• _Short task_:
Search the material and gather each line with "JSON" in it.

• _Records for the task_:
** Start **
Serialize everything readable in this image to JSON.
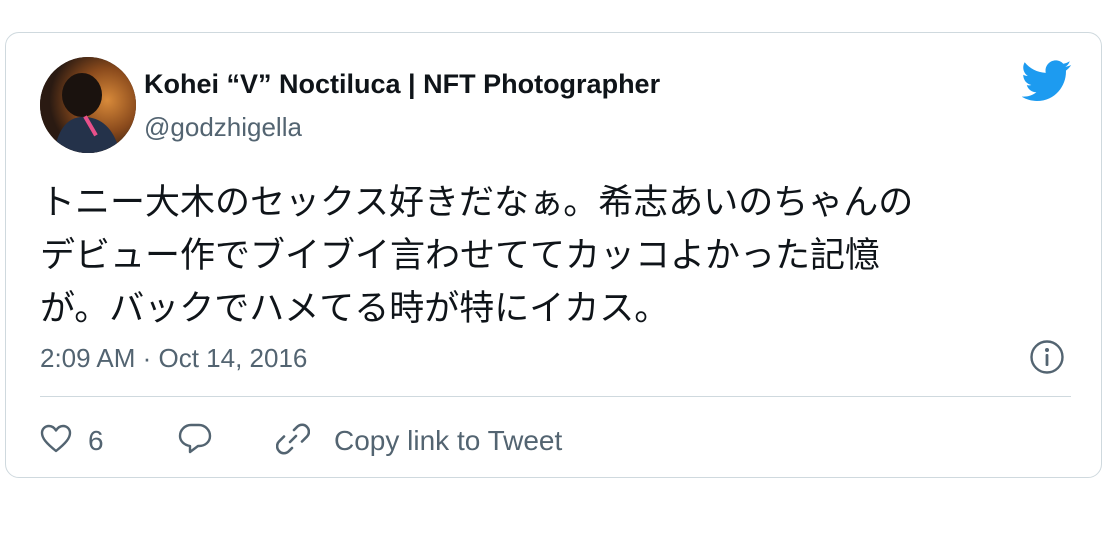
{
  "tweet": {
    "author": {
      "display_name": "Kohei “V” Noctiluca | NFT Photographer",
      "handle": "@godzhigella"
    },
    "text": "トニー大木のセックス好きだなぁ。希志あいのちゃんの\nデビュー作でブイブイ言わせててカッコよかった記憶\nが。バックでハメてる時が特にイカス。",
    "timestamp": "2:09 AM · Oct 14, 2016",
    "like_count": "6",
    "copy_link_label": "Copy link to Tweet"
  },
  "colors": {
    "brand": "#1d9bf0",
    "secondary_text": "#536471",
    "border": "#cfd9de"
  },
  "icons": [
    "twitter-bird-icon",
    "info-icon",
    "heart-icon",
    "reply-icon",
    "link-icon"
  ]
}
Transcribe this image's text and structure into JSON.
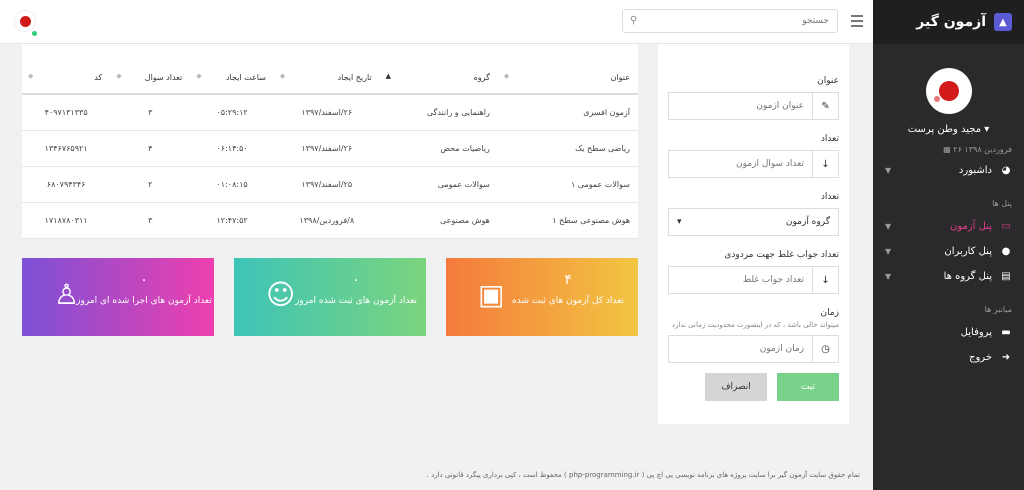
{
  "sidebar": {
    "brand": "آزمون گیر",
    "username": "مجید وطن پرست",
    "date": "۲۶ فروردین ۱۳۹۸",
    "dashboard": "داشبورد",
    "section_panels": "پنل ها",
    "items": [
      {
        "label": "پنل آزمون"
      },
      {
        "label": "پنل کاربران"
      },
      {
        "label": "پنل گروه ها"
      }
    ],
    "section_shortcuts": "میانبر ها",
    "profile": "پروفایل",
    "logout": "خروج"
  },
  "topbar": {
    "search_placeholder": "جستجو"
  },
  "form": {
    "title_label": "عنوان",
    "title_placeholder": "عنوان آزمون",
    "count_label": "تعداد",
    "count_placeholder": "تعداد سوال آزمون",
    "group_label": "تعداد",
    "group_selected": "گروه آزمون",
    "wrong_label": "تعداد جواب غلط جهت مردودی",
    "wrong_placeholder": "تعداد جواب غلط",
    "time_label": "زمان",
    "time_hint": "میتواند خالی باشد ، که در اینصورت محدودیت زمانی ندارد",
    "time_placeholder": "زمان آزمون",
    "submit": "ثبت",
    "cancel": "انصراف"
  },
  "table": {
    "headers": [
      "عنوان",
      "گروه",
      "تاریخ ایجاد",
      "ساعت ایجاد",
      "تعداد سوال",
      "کد"
    ],
    "rows": [
      [
        "آزمون افسری",
        "راهنمایی و رانندگی",
        "۲۶/اسفند/۱۳۹۷",
        "۰۵:۲۹:۱۲",
        "۳",
        "۴۰۹۷۱۳۱۳۳۵"
      ],
      [
        "ریاضی سطح یک",
        "ریاضیات محض",
        "۲۶/اسفند/۱۳۹۷",
        "۰۶:۱۴:۵۰",
        "۴",
        "۱۳۴۶۷۶۵۹۲۱"
      ],
      [
        "سوالات عمومی ۱",
        "سوالات عمومی",
        "۲۵/اسفند/۱۳۹۷",
        "۰۱:۰۸:۱۵",
        "۲",
        "۶۸۰۷۹۴۳۴۶"
      ],
      [
        "هوش مصنوعی سطح ۱",
        "هوش مصنوعی",
        "۸/فروردین/۱۳۹۸",
        "۱۲:۴۷:۵۲",
        "۳",
        "۱۷۱۸۷۸۰۳۱۱"
      ]
    ]
  },
  "tiles": [
    {
      "value": "۴",
      "label": "تعداد کل آزمون های ثبت شده",
      "icon": "newspaper-icon"
    },
    {
      "value": "۰",
      "label": "تعداد آزمون های ثبت شده امروز",
      "icon": "reddit-icon"
    },
    {
      "value": "۰",
      "label": "تعداد آزمون های اجرا شده ای امروز",
      "icon": "user-check-icon"
    }
  ],
  "footer": "تمام حقوق سایت آزمون گیر برا سایت پروژه های برنامه نویسی پی اچ پی ( php-programming.ir ) محفوظ است ، کپی برداری پیگرد قانونی دارد ."
}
** End **
• _Solution to the problem_:
Serialize everything readable in this image to JSON.
Transcribe this image's text and structure into JSON.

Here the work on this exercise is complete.